**REQUIRED WORK:**
Return all lines with the word "values" in them.

═════ MATERIAL SUPPLIED

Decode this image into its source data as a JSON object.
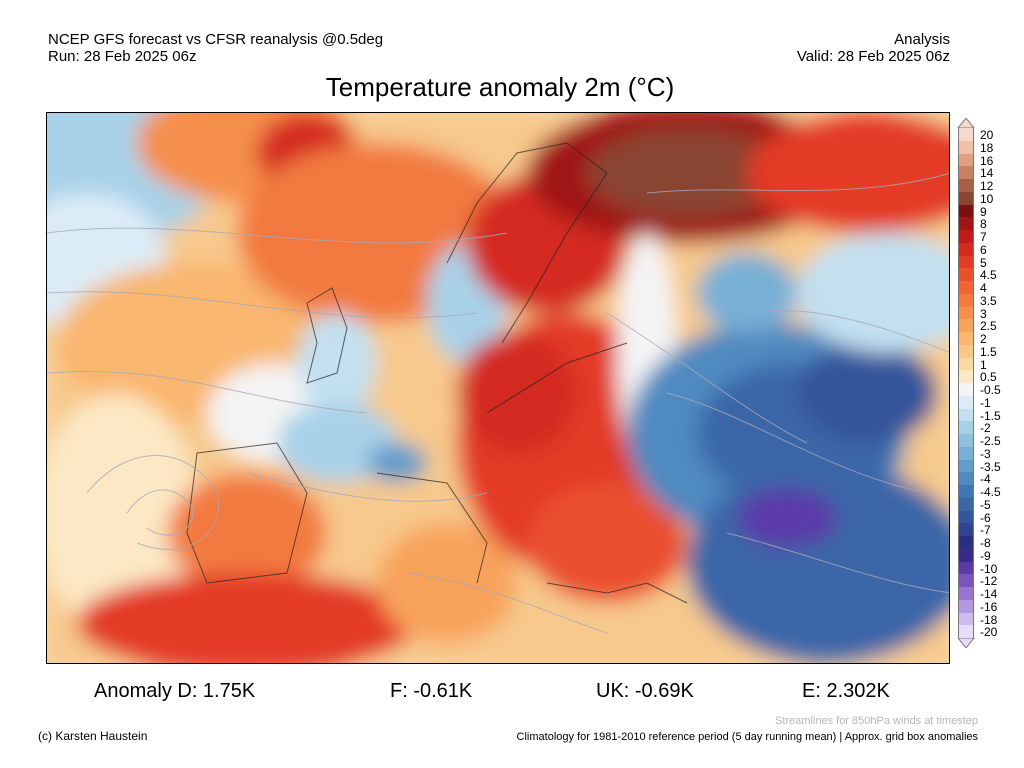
{
  "header": {
    "line1_left": "NCEP GFS forecast vs CFSR reanalysis @0.5deg",
    "line2_left": "Run: 28 Feb 2025 06z",
    "line1_right": "Analysis",
    "line2_right": "Valid: 28 Feb 2025 06z"
  },
  "title": "Temperature anomaly 2m (°C)",
  "legend": {
    "levels": [
      {
        "label": "20",
        "color": "#f7d8cc"
      },
      {
        "label": "18",
        "color": "#f0c0a8"
      },
      {
        "label": "16",
        "color": "#e0a080"
      },
      {
        "label": "14",
        "color": "#c88060"
      },
      {
        "label": "12",
        "color": "#a85f45"
      },
      {
        "label": "10",
        "color": "#8a4530"
      },
      {
        "label": "9",
        "color": "#7a1010"
      },
      {
        "label": "8",
        "color": "#a01515"
      },
      {
        "label": "7",
        "color": "#c01a1a"
      },
      {
        "label": "6",
        "color": "#d42a20"
      },
      {
        "label": "5",
        "color": "#e33b26"
      },
      {
        "label": "4.5",
        "color": "#ea502e"
      },
      {
        "label": "4",
        "color": "#ef6536"
      },
      {
        "label": "3.5",
        "color": "#f27a40"
      },
      {
        "label": "3",
        "color": "#f58f4c"
      },
      {
        "label": "2.5",
        "color": "#f8a35c"
      },
      {
        "label": "2",
        "color": "#f9b66e"
      },
      {
        "label": "1.5",
        "color": "#fac886"
      },
      {
        "label": "1",
        "color": "#fbd9a2"
      },
      {
        "label": "0.5",
        "color": "#fce8c4"
      },
      {
        "label": "-0.5",
        "color": "#f4f4f4"
      },
      {
        "label": "-1",
        "color": "#dcecf6"
      },
      {
        "label": "-1.5",
        "color": "#c2e0f0"
      },
      {
        "label": "-2",
        "color": "#a8d1e8"
      },
      {
        "label": "-2.5",
        "color": "#8fc1df"
      },
      {
        "label": "-3",
        "color": "#77afd5"
      },
      {
        "label": "-3.5",
        "color": "#629dcb"
      },
      {
        "label": "-4",
        "color": "#4f8ac0"
      },
      {
        "label": "-4.5",
        "color": "#4277b5"
      },
      {
        "label": "-5",
        "color": "#3a66a8"
      },
      {
        "label": "-6",
        "color": "#34559b"
      },
      {
        "label": "-7",
        "color": "#2f438e"
      },
      {
        "label": "-8",
        "color": "#2a2f80"
      },
      {
        "label": "-9",
        "color": "#3a2a8a"
      },
      {
        "label": "-10",
        "color": "#5a3aa8"
      },
      {
        "label": "-12",
        "color": "#7a55c0"
      },
      {
        "label": "-14",
        "color": "#9676d0"
      },
      {
        "label": "-16",
        "color": "#b499e0"
      },
      {
        "label": "-18",
        "color": "#cfbcee"
      },
      {
        "label": "-20",
        "color": "#e6dcf8"
      }
    ]
  },
  "stats": {
    "d": "Anomaly D: 1.75K",
    "f": "F: -0.61K",
    "uk": "UK: -0.69K",
    "e": "E: 2.302K"
  },
  "footer": {
    "credit": "(c) Karsten Haustein",
    "streamlines": "Streamlines for 850hPa winds at timestep",
    "climatology": "Climatology for 1981-2010 reference period (5 day running mean) | Approx. grid box anomalies"
  }
}
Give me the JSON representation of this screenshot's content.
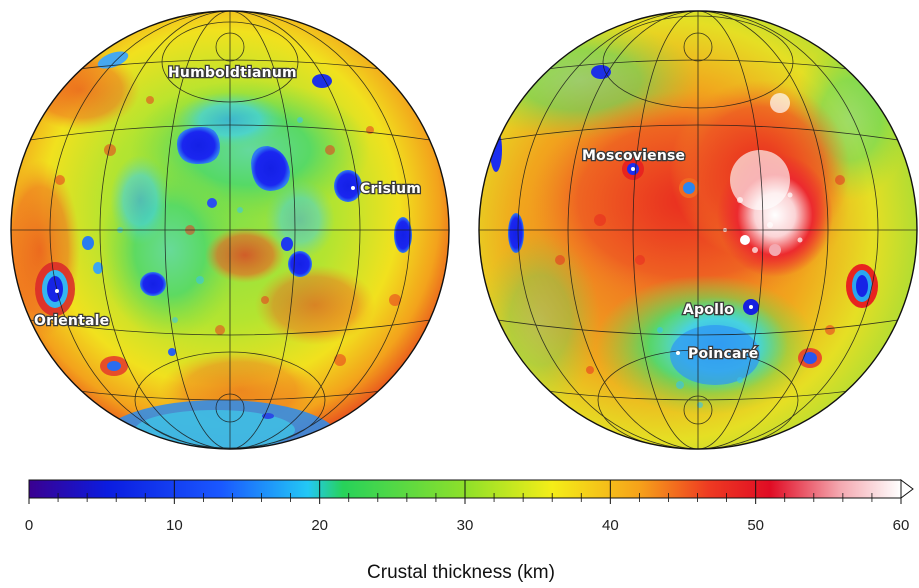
{
  "figure": {
    "near_side_labels": [
      "Humboldtianum",
      "Crisium",
      "Orientale"
    ],
    "far_side_labels": [
      "Moscoviense",
      "Apollo",
      "Poincaré"
    ]
  },
  "colorbar": {
    "title": "Crustal thickness (km)",
    "min": 0,
    "max": 60,
    "ticks": [
      "0",
      "10",
      "20",
      "30",
      "40",
      "50",
      "60"
    ],
    "colors": [
      "#3a0090",
      "#0b1ce0",
      "#1a58ff",
      "#23c8f5",
      "#27d25a",
      "#8ee02a",
      "#f4ee18",
      "#f6a21a",
      "#ee3a22",
      "#e00c24",
      "#f4a8b0",
      "#ffffff"
    ]
  }
}
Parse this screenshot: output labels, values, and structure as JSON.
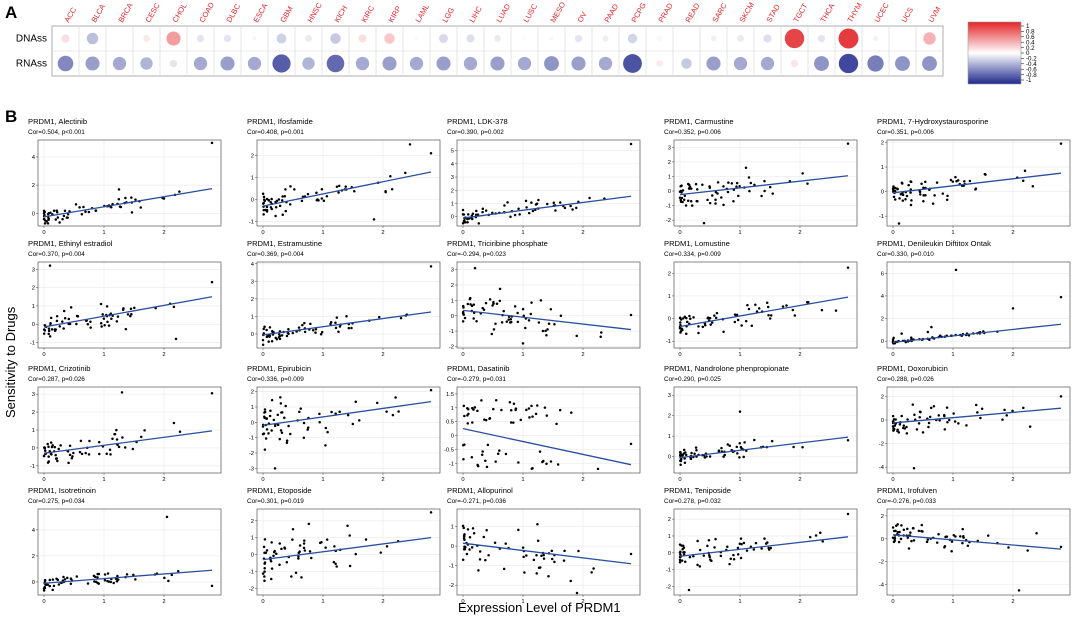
{
  "panel_a_letter": "A",
  "panel_b_letter": "B",
  "shared_ylabel": "Sensitivity to Drugs",
  "shared_xlabel": "Expression Level of PRDM1",
  "colors": {
    "line": "#2a4fa0",
    "point": "#000000",
    "panel_border": "#555555",
    "grid": "#ebebeb",
    "red_label": "#e8222a"
  },
  "chart_data": [
    {
      "type": "heatmap",
      "title": "",
      "columns": [
        "ACC",
        "BLCA",
        "BRCA",
        "CESC",
        "CHOL",
        "COAD",
        "DLBC",
        "ESCA",
        "GBM",
        "HNSC",
        "KICH",
        "KIRC",
        "KIRP",
        "LAML",
        "LGG",
        "LIHC",
        "LUAD",
        "LUSC",
        "MESO",
        "OV",
        "PAAD",
        "PCPG",
        "PRAD",
        "READ",
        "SARC",
        "SKCM",
        "STAD",
        "TGCT",
        "THCA",
        "THYM",
        "UCEC",
        "UCS",
        "UVM"
      ],
      "rows": [
        "DNAss",
        "RNAss"
      ],
      "values": [
        [
          0.15,
          -0.3,
          0.0,
          0.1,
          0.45,
          -0.12,
          -0.12,
          -0.04,
          -0.22,
          -0.1,
          -0.25,
          0.15,
          0.25,
          -0.03,
          -0.18,
          -0.15,
          -0.1,
          0.03,
          -0.04,
          -0.12,
          -0.08,
          -0.2,
          0.05,
          0.0,
          -0.07,
          -0.1,
          -0.15,
          0.85,
          -0.12,
          0.9,
          -0.06,
          0.0,
          0.35
        ],
        [
          -0.55,
          -0.45,
          -0.4,
          -0.35,
          -0.12,
          -0.4,
          -0.45,
          -0.4,
          -0.75,
          -0.35,
          -0.7,
          -0.4,
          -0.45,
          -0.4,
          -0.45,
          -0.4,
          -0.45,
          -0.4,
          -0.5,
          -0.45,
          -0.4,
          -0.8,
          0.1,
          -0.25,
          -0.45,
          -0.4,
          -0.4,
          0.12,
          -0.5,
          -0.85,
          -0.6,
          -0.5,
          -0.5
        ]
      ],
      "colorbar_ticks": [
        "1",
        "0.8",
        "0.6",
        "0.4",
        "0.2",
        "0",
        "-0.2",
        "-0.4",
        "-0.6",
        "-0.8",
        "-1"
      ],
      "range": [
        -1,
        1
      ]
    },
    {
      "type": "scatter",
      "title": "PRDM1, Alectinib",
      "subtitle": "Cor=0.504, p<0.001",
      "xticks": [
        0,
        1,
        2
      ],
      "yticks": [
        0,
        2,
        4
      ],
      "xlim": [
        -0.1,
        2.95
      ],
      "ylim": [
        -0.9,
        5.2
      ],
      "line": [
        [
          0,
          -0.25
        ],
        [
          2.8,
          1.75
        ]
      ],
      "seed": 11,
      "shape": "lowtail",
      "outliers": [
        [
          2.8,
          5.0
        ],
        [
          1.25,
          1.7
        ],
        [
          2.0,
          1.05
        ]
      ]
    },
    {
      "type": "scatter",
      "title": "PRDM1, Ifosfamide",
      "subtitle": "Cor=0.408, p=0.001",
      "xticks": [
        0,
        1,
        2
      ],
      "yticks": [
        -1,
        0,
        1,
        2
      ],
      "xlim": [
        -0.1,
        2.95
      ],
      "ylim": [
        -1.2,
        2.7
      ],
      "line": [
        [
          0,
          -0.3
        ],
        [
          2.8,
          1.25
        ]
      ],
      "seed": 12,
      "shape": "spread",
      "outliers": [
        [
          2.45,
          2.5
        ],
        [
          2.8,
          2.1
        ],
        [
          1.85,
          -0.9
        ]
      ]
    },
    {
      "type": "scatter",
      "title": "PRDM1, LDK-378",
      "subtitle": "Cor=0.390, p=0.002",
      "xticks": [
        0,
        1,
        2
      ],
      "yticks": [
        0,
        1,
        2,
        3,
        4,
        5
      ],
      "xlim": [
        -0.1,
        2.95
      ],
      "ylim": [
        -0.7,
        5.8
      ],
      "line": [
        [
          0,
          -0.1
        ],
        [
          2.8,
          1.55
        ]
      ],
      "seed": 13,
      "shape": "lowtail",
      "outliers": [
        [
          2.8,
          5.5
        ],
        [
          1.05,
          1.2
        ]
      ]
    },
    {
      "type": "scatter",
      "title": "PRDM1, Carmustine",
      "subtitle": "Cor=0.352, p=0.006",
      "xticks": [
        0,
        1,
        2
      ],
      "yticks": [
        -2,
        -1,
        0,
        1,
        2,
        3
      ],
      "xlim": [
        -0.1,
        2.95
      ],
      "ylim": [
        -2.4,
        3.5
      ],
      "line": [
        [
          0,
          -0.25
        ],
        [
          2.8,
          1.05
        ]
      ],
      "seed": 14,
      "shape": "spread",
      "outliers": [
        [
          2.8,
          3.25
        ],
        [
          1.1,
          1.6
        ],
        [
          0.4,
          -2.2
        ]
      ]
    },
    {
      "type": "scatter",
      "title": "PRDM1, 7-Hydroxystaurosporine",
      "subtitle": "Cor=0.351, p=0.006",
      "xticks": [
        0,
        1,
        2
      ],
      "yticks": [
        -1,
        0,
        1,
        2
      ],
      "xlim": [
        -0.1,
        2.95
      ],
      "ylim": [
        -1.4,
        2.1
      ],
      "line": [
        [
          0,
          -0.05
        ],
        [
          2.8,
          0.75
        ]
      ],
      "seed": 15,
      "shape": "spread",
      "outliers": [
        [
          2.8,
          1.95
        ],
        [
          2.2,
          0.85
        ],
        [
          0.1,
          -1.3
        ]
      ]
    },
    {
      "type": "scatter",
      "title": "PRDM1, Ethinyl estradiol",
      "subtitle": "Cor=0.370, p=0.004",
      "xticks": [
        0,
        1,
        2
      ],
      "yticks": [
        -1,
        0,
        1,
        2,
        3
      ],
      "xlim": [
        -0.1,
        2.95
      ],
      "ylim": [
        -1.3,
        3.4
      ],
      "line": [
        [
          0,
          -0.15
        ],
        [
          2.8,
          1.5
        ]
      ],
      "seed": 16,
      "shape": "spread",
      "outliers": [
        [
          0.1,
          3.2
        ],
        [
          2.8,
          2.3
        ],
        [
          2.2,
          -0.8
        ]
      ]
    },
    {
      "type": "scatter",
      "title": "PRDM1, Estramustine",
      "subtitle": "Cor=0.369, p=0.004",
      "xticks": [
        0,
        1,
        2
      ],
      "yticks": [
        0,
        1,
        2,
        3,
        4
      ],
      "xlim": [
        -0.1,
        2.95
      ],
      "ylim": [
        -0.8,
        4.1
      ],
      "line": [
        [
          0,
          -0.05
        ],
        [
          2.8,
          1.25
        ]
      ],
      "seed": 17,
      "shape": "lowtail",
      "outliers": [
        [
          2.8,
          3.85
        ],
        [
          2.3,
          0.9
        ]
      ]
    },
    {
      "type": "scatter",
      "title": "PRDM1, Triciribine phosphate",
      "subtitle": "Cor=-0.294, p=0.023",
      "xticks": [
        0,
        1,
        2
      ],
      "yticks": [
        -2,
        -1,
        0,
        1,
        2,
        3
      ],
      "xlim": [
        -0.1,
        2.95
      ],
      "ylim": [
        -2.1,
        3.5
      ],
      "line": [
        [
          0,
          0.35
        ],
        [
          2.8,
          -0.9
        ]
      ],
      "seed": 18,
      "shape": "wide",
      "outliers": [
        [
          2.8,
          0.05
        ],
        [
          1.0,
          -1.8
        ],
        [
          0.2,
          3.1
        ]
      ]
    },
    {
      "type": "scatter",
      "title": "PRDM1, Lomustine",
      "subtitle": "Cor=0.334, p=0.009",
      "xticks": [
        0,
        1,
        2
      ],
      "yticks": [
        -1,
        0,
        1,
        2
      ],
      "xlim": [
        -0.1,
        2.95
      ],
      "ylim": [
        -1.3,
        2.5
      ],
      "line": [
        [
          0,
          -0.35
        ],
        [
          2.8,
          0.95
        ]
      ],
      "seed": 19,
      "shape": "spread",
      "outliers": [
        [
          2.8,
          2.25
        ],
        [
          2.6,
          0.35
        ]
      ]
    },
    {
      "type": "scatter",
      "title": "PRDM1, Denileukin Diftitox Ontak",
      "subtitle": "Cor=0.330, p=0.010",
      "xticks": [
        0,
        1,
        2
      ],
      "yticks": [
        0,
        2,
        4,
        6
      ],
      "xlim": [
        -0.1,
        2.95
      ],
      "ylim": [
        -0.6,
        7.0
      ],
      "line": [
        [
          0,
          -0.1
        ],
        [
          2.8,
          1.5
        ]
      ],
      "seed": 20,
      "shape": "flat",
      "outliers": [
        [
          1.05,
          6.3
        ],
        [
          2.0,
          2.9
        ],
        [
          2.8,
          3.9
        ]
      ]
    },
    {
      "type": "scatter",
      "title": "PRDM1, Crizotinib",
      "subtitle": "Cor=0.287, p=0.026",
      "xticks": [
        0,
        1,
        2
      ],
      "yticks": [
        -1,
        0,
        1,
        2,
        3
      ],
      "xlim": [
        -0.1,
        2.95
      ],
      "ylim": [
        -1.4,
        3.4
      ],
      "line": [
        [
          0,
          -0.3
        ],
        [
          2.8,
          0.95
        ]
      ],
      "seed": 21,
      "shape": "spread",
      "outliers": [
        [
          1.3,
          3.1
        ],
        [
          2.8,
          3.05
        ]
      ]
    },
    {
      "type": "scatter",
      "title": "PRDM1, Epirubicin",
      "subtitle": "Cor=0.336, p=0.009",
      "xticks": [
        0,
        1,
        2
      ],
      "yticks": [
        -3,
        -2,
        -1,
        0,
        1,
        2
      ],
      "xlim": [
        -0.1,
        2.95
      ],
      "ylim": [
        -3.3,
        2.3
      ],
      "line": [
        [
          0,
          -0.2
        ],
        [
          2.8,
          1.35
        ]
      ],
      "seed": 22,
      "shape": "wide",
      "outliers": [
        [
          2.8,
          2.1
        ],
        [
          0.2,
          -3.0
        ]
      ]
    },
    {
      "type": "scatter",
      "title": "PRDM1, Dasatinib",
      "subtitle": "Cor=-0.279, p=0.031",
      "xticks": [
        0,
        1,
        2
      ],
      "yticks": [
        -1.0,
        -0.5,
        0.0,
        0.5,
        1.0,
        1.5
      ],
      "xlim": [
        -0.1,
        2.95
      ],
      "ylim": [
        -1.35,
        1.75
      ],
      "line": [
        [
          0,
          0.25
        ],
        [
          2.8,
          -1.05
        ]
      ],
      "seed": 23,
      "shape": "bimodal",
      "outliers": [
        [
          2.25,
          -1.2
        ],
        [
          2.8,
          -0.3
        ]
      ]
    },
    {
      "type": "scatter",
      "title": "PRDM1, Nandrolone phenpropionate",
      "subtitle": "Cor=0.290, p=0.025",
      "xticks": [
        0,
        1,
        2
      ],
      "yticks": [
        0,
        1,
        2,
        3
      ],
      "xlim": [
        -0.1,
        2.95
      ],
      "ylim": [
        -0.8,
        3.4
      ],
      "line": [
        [
          0,
          -0.05
        ],
        [
          2.8,
          0.95
        ]
      ],
      "seed": 24,
      "shape": "lowtail",
      "outliers": [
        [
          1.0,
          2.2
        ],
        [
          2.8,
          0.8
        ]
      ]
    },
    {
      "type": "scatter",
      "title": "PRDM1, Doxorubicin",
      "subtitle": "Cor=0.288, p=0.026",
      "xticks": [
        0,
        1,
        2
      ],
      "yticks": [
        -4,
        -2,
        0,
        2
      ],
      "xlim": [
        -0.1,
        2.95
      ],
      "ylim": [
        -4.5,
        2.8
      ],
      "line": [
        [
          0,
          -0.25
        ],
        [
          2.8,
          1.0
        ]
      ],
      "seed": 25,
      "shape": "spread",
      "outliers": [
        [
          0.35,
          -4.1
        ],
        [
          2.8,
          2.0
        ]
      ]
    },
    {
      "type": "scatter",
      "title": "PRDM1, Isotretinoin",
      "subtitle": "Cor=0.275, p=0.034",
      "xticks": [
        0,
        1,
        2
      ],
      "yticks": [
        0,
        2,
        4
      ],
      "xlim": [
        -0.1,
        2.95
      ],
      "ylim": [
        -1.0,
        5.6
      ],
      "line": [
        [
          0,
          -0.1
        ],
        [
          2.8,
          0.9
        ]
      ],
      "seed": 26,
      "shape": "lowtail",
      "outliers": [
        [
          2.05,
          5.0
        ],
        [
          2.8,
          -0.3
        ]
      ]
    },
    {
      "type": "scatter",
      "title": "PRDM1, Etoposide",
      "subtitle": "Cor=0.301, p=0.019",
      "xticks": [
        0,
        1,
        2
      ],
      "yticks": [
        -2,
        -1,
        0,
        1,
        2
      ],
      "xlim": [
        -0.1,
        2.95
      ],
      "ylim": [
        -2.4,
        2.7
      ],
      "line": [
        [
          0,
          -0.3
        ],
        [
          2.8,
          1.0
        ]
      ],
      "seed": 27,
      "shape": "wide",
      "outliers": [
        [
          2.8,
          2.5
        ],
        [
          0.5,
          1.5
        ]
      ]
    },
    {
      "type": "scatter",
      "title": "PRDM1, Allopurinol",
      "subtitle": "Cor=-0.271, p=0.036",
      "xticks": [
        0,
        1,
        2
      ],
      "yticks": [
        -2,
        -1,
        0,
        1
      ],
      "xlim": [
        -0.1,
        2.95
      ],
      "ylim": [
        -2.5,
        1.9
      ],
      "line": [
        [
          0,
          0.15
        ],
        [
          2.8,
          -0.9
        ]
      ],
      "seed": 28,
      "shape": "wide",
      "outliers": [
        [
          2.8,
          -0.4
        ],
        [
          1.9,
          -2.4
        ]
      ]
    },
    {
      "type": "scatter",
      "title": "PRDM1, Teniposide",
      "subtitle": "Cor=0.278, p=0.032",
      "xticks": [
        0,
        1,
        2
      ],
      "yticks": [
        -2,
        -1,
        0,
        1,
        2
      ],
      "xlim": [
        -0.1,
        2.95
      ],
      "ylim": [
        -2.5,
        2.6
      ],
      "line": [
        [
          0,
          -0.2
        ],
        [
          2.8,
          0.95
        ]
      ],
      "seed": 29,
      "shape": "spread",
      "outliers": [
        [
          2.8,
          2.3
        ],
        [
          0.15,
          -2.2
        ]
      ]
    },
    {
      "type": "scatter",
      "title": "PRDM1, Irofulven",
      "subtitle": "Cor=-0.276, p=0.033",
      "xticks": [
        0,
        1,
        2
      ],
      "yticks": [
        -4,
        -2,
        0,
        2
      ],
      "xlim": [
        -0.1,
        2.95
      ],
      "ylim": [
        -4.9,
        2.6
      ],
      "line": [
        [
          0,
          0.35
        ],
        [
          2.8,
          -0.9
        ]
      ],
      "seed": 30,
      "shape": "spread",
      "outliers": [
        [
          2.1,
          -4.5
        ],
        [
          2.8,
          -0.7
        ]
      ]
    }
  ]
}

══════════

**TASK RESPONSE:**
Parse this screenshot: output labels, values, and structure as JSON.
      "values": [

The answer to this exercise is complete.